**Do this**
Transcribe the entries that follow, word for word.

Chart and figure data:
Start

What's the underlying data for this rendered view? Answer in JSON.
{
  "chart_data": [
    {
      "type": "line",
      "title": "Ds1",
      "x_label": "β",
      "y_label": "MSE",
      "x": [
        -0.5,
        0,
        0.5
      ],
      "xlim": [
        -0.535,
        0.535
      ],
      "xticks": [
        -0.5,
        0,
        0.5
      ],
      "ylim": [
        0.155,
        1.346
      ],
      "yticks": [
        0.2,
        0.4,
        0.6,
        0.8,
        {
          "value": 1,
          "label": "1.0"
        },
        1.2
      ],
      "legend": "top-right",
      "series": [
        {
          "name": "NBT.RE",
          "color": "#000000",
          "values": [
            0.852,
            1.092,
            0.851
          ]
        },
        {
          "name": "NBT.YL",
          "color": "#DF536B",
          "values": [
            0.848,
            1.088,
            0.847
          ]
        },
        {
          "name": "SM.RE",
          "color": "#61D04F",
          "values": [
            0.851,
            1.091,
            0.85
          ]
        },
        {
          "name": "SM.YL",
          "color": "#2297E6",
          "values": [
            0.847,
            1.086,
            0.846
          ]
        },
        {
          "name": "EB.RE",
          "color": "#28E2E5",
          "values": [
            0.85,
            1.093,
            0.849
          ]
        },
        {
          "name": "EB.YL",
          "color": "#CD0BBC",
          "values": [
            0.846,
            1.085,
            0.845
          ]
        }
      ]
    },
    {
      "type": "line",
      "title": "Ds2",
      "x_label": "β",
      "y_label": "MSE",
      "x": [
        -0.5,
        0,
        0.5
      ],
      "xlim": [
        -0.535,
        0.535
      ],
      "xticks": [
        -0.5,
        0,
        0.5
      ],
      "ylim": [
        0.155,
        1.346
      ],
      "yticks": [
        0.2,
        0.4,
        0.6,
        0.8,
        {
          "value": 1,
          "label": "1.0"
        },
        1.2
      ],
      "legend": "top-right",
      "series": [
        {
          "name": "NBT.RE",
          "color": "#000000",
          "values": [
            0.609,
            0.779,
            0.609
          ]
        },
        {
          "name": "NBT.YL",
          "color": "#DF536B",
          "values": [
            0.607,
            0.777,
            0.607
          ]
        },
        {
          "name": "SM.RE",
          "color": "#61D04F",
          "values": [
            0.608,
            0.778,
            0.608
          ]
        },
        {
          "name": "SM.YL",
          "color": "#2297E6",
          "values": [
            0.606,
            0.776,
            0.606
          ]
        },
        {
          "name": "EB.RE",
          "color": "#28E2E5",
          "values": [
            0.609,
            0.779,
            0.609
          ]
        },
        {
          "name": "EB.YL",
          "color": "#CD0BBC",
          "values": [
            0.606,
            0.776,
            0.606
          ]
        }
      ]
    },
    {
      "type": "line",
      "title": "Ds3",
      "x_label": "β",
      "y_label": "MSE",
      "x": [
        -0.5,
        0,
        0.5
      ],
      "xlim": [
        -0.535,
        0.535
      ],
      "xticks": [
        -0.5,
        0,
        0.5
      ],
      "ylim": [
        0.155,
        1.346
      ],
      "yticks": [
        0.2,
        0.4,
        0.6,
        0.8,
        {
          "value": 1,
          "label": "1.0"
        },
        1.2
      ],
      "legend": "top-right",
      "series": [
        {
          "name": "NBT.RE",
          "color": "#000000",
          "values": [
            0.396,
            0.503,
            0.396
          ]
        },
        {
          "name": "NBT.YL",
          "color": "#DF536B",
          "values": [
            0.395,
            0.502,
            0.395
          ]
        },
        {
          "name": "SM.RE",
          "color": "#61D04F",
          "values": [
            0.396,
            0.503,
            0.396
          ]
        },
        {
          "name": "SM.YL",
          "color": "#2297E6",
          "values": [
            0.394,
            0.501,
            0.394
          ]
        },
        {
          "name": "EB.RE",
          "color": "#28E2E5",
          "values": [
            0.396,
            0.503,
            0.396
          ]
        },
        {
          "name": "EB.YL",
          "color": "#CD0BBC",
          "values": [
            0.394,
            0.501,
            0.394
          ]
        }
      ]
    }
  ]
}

End

**Complete answer**
What's the underlying data for this rendered view? Answer in JSON.
{
  "chart_data": [
    {
      "type": "line",
      "title": "Ds1",
      "x_label": "β",
      "y_label": "MSE",
      "x": [
        -0.5,
        0,
        0.5
      ],
      "xlim": [
        -0.535,
        0.535
      ],
      "xticks": [
        -0.5,
        0,
        0.5
      ],
      "ylim": [
        0.155,
        1.346
      ],
      "yticks": [
        0.2,
        0.4,
        0.6,
        0.8,
        {
          "value": 1,
          "label": "1.0"
        },
        1.2
      ],
      "legend": "top-right",
      "series": [
        {
          "name": "NBT.RE",
          "color": "#000000",
          "values": [
            0.852,
            1.092,
            0.851
          ]
        },
        {
          "name": "NBT.YL",
          "color": "#DF536B",
          "values": [
            0.848,
            1.088,
            0.847
          ]
        },
        {
          "name": "SM.RE",
          "color": "#61D04F",
          "values": [
            0.851,
            1.091,
            0.85
          ]
        },
        {
          "name": "SM.YL",
          "color": "#2297E6",
          "values": [
            0.847,
            1.086,
            0.846
          ]
        },
        {
          "name": "EB.RE",
          "color": "#28E2E5",
          "values": [
            0.85,
            1.093,
            0.849
          ]
        },
        {
          "name": "EB.YL",
          "color": "#CD0BBC",
          "values": [
            0.846,
            1.085,
            0.845
          ]
        }
      ]
    },
    {
      "type": "line",
      "title": "Ds2",
      "x_label": "β",
      "y_label": "MSE",
      "x": [
        -0.5,
        0,
        0.5
      ],
      "xlim": [
        -0.535,
        0.535
      ],
      "xticks": [
        -0.5,
        0,
        0.5
      ],
      "ylim": [
        0.155,
        1.346
      ],
      "yticks": [
        0.2,
        0.4,
        0.6,
        0.8,
        {
          "value": 1,
          "label": "1.0"
        },
        1.2
      ],
      "legend": "top-right",
      "series": [
        {
          "name": "NBT.RE",
          "color": "#000000",
          "values": [
            0.609,
            0.779,
            0.609
          ]
        },
        {
          "name": "NBT.YL",
          "color": "#DF536B",
          "values": [
            0.607,
            0.777,
            0.607
          ]
        },
        {
          "name": "SM.RE",
          "color": "#61D04F",
          "values": [
            0.608,
            0.778,
            0.608
          ]
        },
        {
          "name": "SM.YL",
          "color": "#2297E6",
          "values": [
            0.606,
            0.776,
            0.606
          ]
        },
        {
          "name": "EB.RE",
          "color": "#28E2E5",
          "values": [
            0.609,
            0.779,
            0.609
          ]
        },
        {
          "name": "EB.YL",
          "color": "#CD0BBC",
          "values": [
            0.606,
            0.776,
            0.606
          ]
        }
      ]
    },
    {
      "type": "line",
      "title": "Ds3",
      "x_label": "β",
      "y_label": "MSE",
      "x": [
        -0.5,
        0,
        0.5
      ],
      "xlim": [
        -0.535,
        0.535
      ],
      "xticks": [
        -0.5,
        0,
        0.5
      ],
      "ylim": [
        0.155,
        1.346
      ],
      "yticks": [
        0.2,
        0.4,
        0.6,
        0.8,
        {
          "value": 1,
          "label": "1.0"
        },
        1.2
      ],
      "legend": "top-right",
      "series": [
        {
          "name": "NBT.RE",
          "color": "#000000",
          "values": [
            0.396,
            0.503,
            0.396
          ]
        },
        {
          "name": "NBT.YL",
          "color": "#DF536B",
          "values": [
            0.395,
            0.502,
            0.395
          ]
        },
        {
          "name": "SM.RE",
          "color": "#61D04F",
          "values": [
            0.396,
            0.503,
            0.396
          ]
        },
        {
          "name": "SM.YL",
          "color": "#2297E6",
          "values": [
            0.394,
            0.501,
            0.394
          ]
        },
        {
          "name": "EB.RE",
          "color": "#28E2E5",
          "values": [
            0.396,
            0.503,
            0.396
          ]
        },
        {
          "name": "EB.YL",
          "color": "#CD0BBC",
          "values": [
            0.394,
            0.501,
            0.394
          ]
        }
      ]
    }
  ]
}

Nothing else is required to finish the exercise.